**Instructions for the task**
Transcribe each record exactly. Include every one.

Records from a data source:
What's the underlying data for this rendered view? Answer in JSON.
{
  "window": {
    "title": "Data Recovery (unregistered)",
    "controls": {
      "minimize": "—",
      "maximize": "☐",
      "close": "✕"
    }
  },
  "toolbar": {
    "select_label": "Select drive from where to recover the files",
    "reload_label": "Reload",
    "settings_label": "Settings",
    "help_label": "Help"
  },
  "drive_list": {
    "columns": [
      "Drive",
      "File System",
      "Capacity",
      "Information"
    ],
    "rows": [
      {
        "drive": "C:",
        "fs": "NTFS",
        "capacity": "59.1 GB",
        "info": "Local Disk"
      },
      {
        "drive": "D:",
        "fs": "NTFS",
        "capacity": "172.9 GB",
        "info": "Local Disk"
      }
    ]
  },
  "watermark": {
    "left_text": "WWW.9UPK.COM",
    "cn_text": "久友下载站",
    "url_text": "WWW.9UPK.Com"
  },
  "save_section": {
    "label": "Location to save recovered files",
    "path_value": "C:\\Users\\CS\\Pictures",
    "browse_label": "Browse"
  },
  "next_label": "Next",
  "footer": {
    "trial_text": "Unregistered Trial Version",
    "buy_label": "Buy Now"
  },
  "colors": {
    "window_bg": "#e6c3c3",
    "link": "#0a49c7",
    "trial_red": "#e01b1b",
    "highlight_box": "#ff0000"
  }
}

**Result for this exercise**
What's the underlying data for this rendered view? Answer in JSON.
{
  "window": {
    "title": "Data Recovery (unregistered)",
    "controls": {
      "minimize": "—",
      "maximize": "☐",
      "close": "✕"
    }
  },
  "toolbar": {
    "select_label": "Select drive from where to recover the files",
    "reload_label": "Reload",
    "settings_label": "Settings",
    "help_label": "Help"
  },
  "drive_list": {
    "columns": [
      "Drive",
      "File System",
      "Capacity",
      "Information"
    ],
    "rows": [
      {
        "drive": "C:",
        "fs": "NTFS",
        "capacity": "59.1 GB",
        "info": "Local Disk"
      },
      {
        "drive": "D:",
        "fs": "NTFS",
        "capacity": "172.9 GB",
        "info": "Local Disk"
      }
    ]
  },
  "watermark": {
    "left_text": "WWW.9UPK.COM",
    "cn_text": "久友下载站",
    "url_text": "WWW.9UPK.Com"
  },
  "save_section": {
    "label": "Location to save recovered files",
    "path_value": "C:\\Users\\CS\\Pictures",
    "browse_label": "Browse"
  },
  "next_label": "Next",
  "footer": {
    "trial_text": "Unregistered Trial Version",
    "buy_label": "Buy Now"
  },
  "colors": {
    "window_bg": "#e6c3c3",
    "link": "#0a49c7",
    "trial_red": "#e01b1b",
    "highlight_box": "#ff0000"
  }
}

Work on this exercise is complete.